Structured figure records:
━━━━━━━━━━━━━━━━

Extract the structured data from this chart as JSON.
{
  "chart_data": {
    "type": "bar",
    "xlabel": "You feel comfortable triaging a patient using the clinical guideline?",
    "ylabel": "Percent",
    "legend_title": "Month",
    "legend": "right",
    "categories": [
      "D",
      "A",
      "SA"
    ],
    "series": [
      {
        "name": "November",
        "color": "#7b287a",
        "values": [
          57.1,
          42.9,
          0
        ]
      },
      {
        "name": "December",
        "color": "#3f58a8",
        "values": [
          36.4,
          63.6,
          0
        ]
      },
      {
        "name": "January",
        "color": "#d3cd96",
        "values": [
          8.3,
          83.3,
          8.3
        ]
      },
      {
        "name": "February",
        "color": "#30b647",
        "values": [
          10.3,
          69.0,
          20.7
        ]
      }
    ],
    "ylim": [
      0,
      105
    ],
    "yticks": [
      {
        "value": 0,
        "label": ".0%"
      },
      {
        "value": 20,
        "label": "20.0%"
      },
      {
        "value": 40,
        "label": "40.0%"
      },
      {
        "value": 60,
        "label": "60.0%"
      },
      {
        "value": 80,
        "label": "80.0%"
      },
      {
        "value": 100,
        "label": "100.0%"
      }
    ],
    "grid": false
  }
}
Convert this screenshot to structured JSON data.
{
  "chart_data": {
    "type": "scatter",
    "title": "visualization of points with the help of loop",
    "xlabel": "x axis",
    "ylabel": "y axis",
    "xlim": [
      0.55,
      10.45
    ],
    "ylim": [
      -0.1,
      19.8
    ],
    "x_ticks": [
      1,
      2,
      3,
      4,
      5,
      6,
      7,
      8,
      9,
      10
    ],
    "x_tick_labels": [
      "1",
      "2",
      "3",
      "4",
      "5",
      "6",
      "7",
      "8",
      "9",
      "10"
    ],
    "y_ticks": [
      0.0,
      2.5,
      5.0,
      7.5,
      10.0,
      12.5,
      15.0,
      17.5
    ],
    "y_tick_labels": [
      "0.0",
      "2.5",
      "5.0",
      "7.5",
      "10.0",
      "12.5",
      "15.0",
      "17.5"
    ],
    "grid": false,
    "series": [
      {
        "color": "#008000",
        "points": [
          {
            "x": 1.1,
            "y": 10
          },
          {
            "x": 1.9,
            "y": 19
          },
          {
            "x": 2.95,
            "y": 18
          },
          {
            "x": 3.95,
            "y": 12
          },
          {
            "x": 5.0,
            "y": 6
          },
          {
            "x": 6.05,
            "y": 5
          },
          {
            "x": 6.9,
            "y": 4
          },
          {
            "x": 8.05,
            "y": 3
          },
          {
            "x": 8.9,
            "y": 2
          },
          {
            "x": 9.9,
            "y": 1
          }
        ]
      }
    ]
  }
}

━━━━━━━━━━━━━━━━

# [EXERCISE DIRECTIONS]
Print the entries exactly. Include every one.

# [SOLUTION TO THIS PROBLEM]
Extract the structured data from this chart as JSON.
{
  "chart_data": {
    "type": "bar",
    "xlabel": "You feel comfortable triaging a patient using the clinical guideline?",
    "ylabel": "Percent",
    "legend_title": "Month",
    "legend": "right",
    "categories": [
      "D",
      "A",
      "SA"
    ],
    "series": [
      {
        "name": "November",
        "color": "#7b287a",
        "values": [
          57.1,
          42.9,
          0
        ]
      },
      {
        "name": "December",
        "color": "#3f58a8",
        "values": [
          36.4,
          63.6,
          0
        ]
      },
      {
        "name": "January",
        "color": "#d3cd96",
        "values": [
          8.3,
          83.3,
          8.3
        ]
      },
      {
        "name": "February",
        "color": "#30b647",
        "values": [
          10.3,
          69.0,
          20.7
        ]
      }
    ],
    "ylim": [
      0,
      105
    ],
    "yticks": [
      {
        "value": 0,
        "label": ".0%"
      },
      {
        "value": 20,
        "label": "20.0%"
      },
      {
        "value": 40,
        "label": "40.0%"
      },
      {
        "value": 60,
        "label": "60.0%"
      },
      {
        "value": 80,
        "label": "80.0%"
      },
      {
        "value": 100,
        "label": "100.0%"
      }
    ],
    "grid": false
  }
}
Convert this screenshot to structured JSON data.
{
  "chart_data": {
    "type": "scatter",
    "title": "visualization of points with the help of loop",
    "xlabel": "x axis",
    "ylabel": "y axis",
    "xlim": [
      0.55,
      10.45
    ],
    "ylim": [
      -0.1,
      19.8
    ],
    "x_ticks": [
      1,
      2,
      3,
      4,
      5,
      6,
      7,
      8,
      9,
      10
    ],
    "x_tick_labels": [
      "1",
      "2",
      "3",
      "4",
      "5",
      "6",
      "7",
      "8",
      "9",
      "10"
    ],
    "y_ticks": [
      0.0,
      2.5,
      5.0,
      7.5,
      10.0,
      12.5,
      15.0,
      17.5
    ],
    "y_tick_labels": [
      "0.0",
      "2.5",
      "5.0",
      "7.5",
      "10.0",
      "12.5",
      "15.0",
      "17.5"
    ],
    "grid": false,
    "series": [
      {
        "color": "#008000",
        "points": [
          {
            "x": 1.1,
            "y": 10
          },
          {
            "x": 1.9,
            "y": 19
          },
          {
            "x": 2.95,
            "y": 18
          },
          {
            "x": 3.95,
            "y": 12
          },
          {
            "x": 5.0,
            "y": 6
          },
          {
            "x": 6.05,
            "y": 5
          },
          {
            "x": 6.9,
            "y": 4
          },
          {
            "x": 8.05,
            "y": 3
          },
          {
            "x": 8.9,
            "y": 2
          },
          {
            "x": 9.9,
            "y": 1
          }
        ]
      }
    ]
  }
}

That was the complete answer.